Written instruction: Scan the data. Collect each line that contains the word "company".

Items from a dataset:

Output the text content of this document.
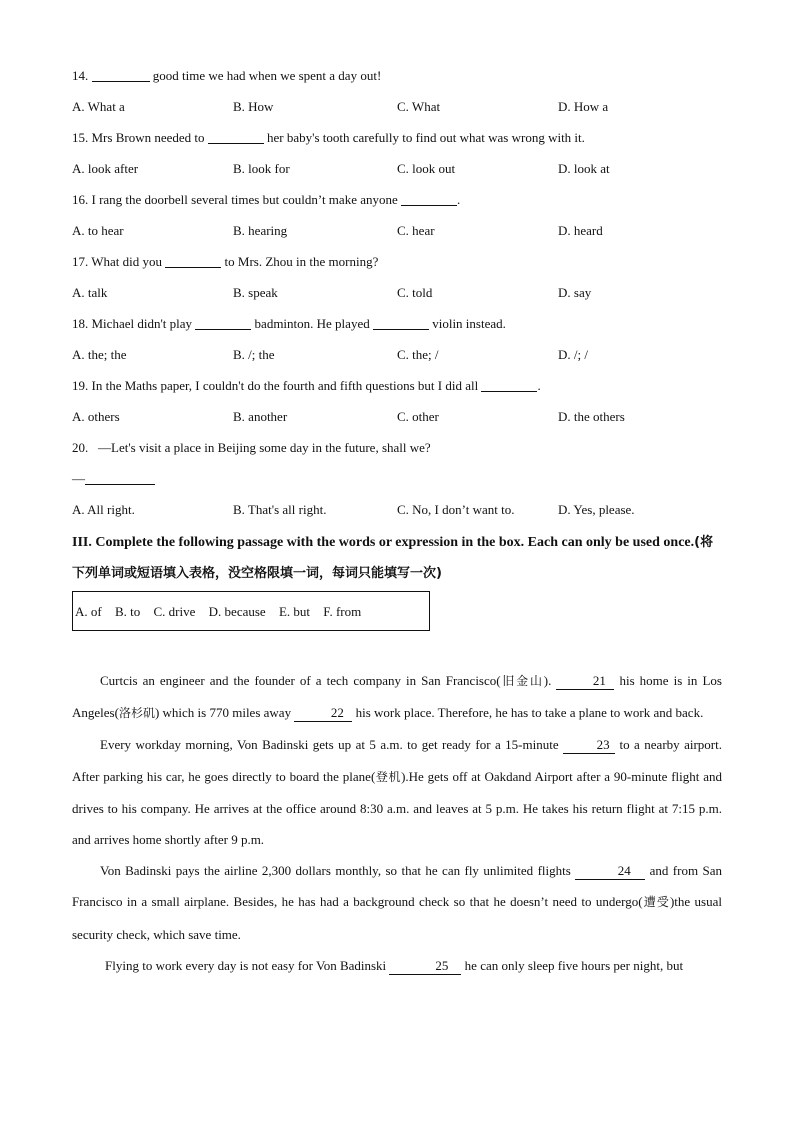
14.	good time we had when we spent a day out!
A. What a	B. How	C. What	D. How a
15. Mrs Brown needed to	her baby's tooth carefully to find out what was wrong with it.
A. look after	B. look for	C. look out	D. look at
16. I rang the doorbell several times but couldn’t make anyone	.
A. to hear	B. hearing	C. hear	D. heard
17. What did you	to Mrs. Zhou in the morning?
A. talk	B. speak	C. told	D. say
18. Michael didn't play	badminton. He played	violin instead.
A. the; the	B. /; the	C. the; /	D. /; /
19. In the Maths paper, I couldn't do the fourth and fifth questions but I did all	.
A. others	B. another	C. other	D. the others
20. —Let's visit a place in Beijing some day in the future, shall we?
—
A. All right.	B. That's all right.	C. No, I don’t want to.	D. Yes, please.
III. Complete the following passage with the words or expression in the box. Each can only be used once.(将下列单词或短语填入表格，没空格限填一词，每词只能填写一次)
A. of B. to C. drive D. because E. but F. from

Curtcis an engineer and the founder of a tech company in San Francisco(旧金山).	21 his home is in Los Angeles(洛杉矶) which is 770 miles away	22 his work place. Therefore, he has to take a plane to work and back.

Every workday morning, Von Badinski gets up at 5 a.m. to get ready for a 15-minute	23 to a nearby airport. After parking his car, he goes directly to board the plane(登机).He gets off at Oakdand Airport after a 90-minute flight and drives to his company. He arrives at the office around 8:30 a.m. and leaves at 5 p.m. He takes his return flight at 7:15 p.m. and arrives home shortly after 9 p.m.

Von Badinski pays the airline 2,300 dollars monthly, so that he can fly unlimited flights	24 and from San Francisco in a small airplane. Besides, he has had a background check so that he doesn’t need to undergo(遭受)the usual security check, which save time.

Flying to work every day is not easy for Von Badinski	25 he can only sleep five hours per night, but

Task output:
Curtcis an engineer and the founder of a tech company in San Francisco(旧金山).	21 his home is in Los Angeles(洛杉矶) which is 770 miles away	22 his work place. Therefore, he has to take a plane to work and back.
Every workday morning, Von Badinski gets up at 5 a.m. to get ready for a 15-minute	23 to a nearby airport. After parking his car, he goes directly to board the plane(登机).He gets off at Oakdand Airport after a 90-minute flight and drives to his company. He arrives at the office around 8:30 a.m. and leaves at 5 p.m. He takes his return flight at 7:15 p.m. and arrives home shortly after 9 p.m.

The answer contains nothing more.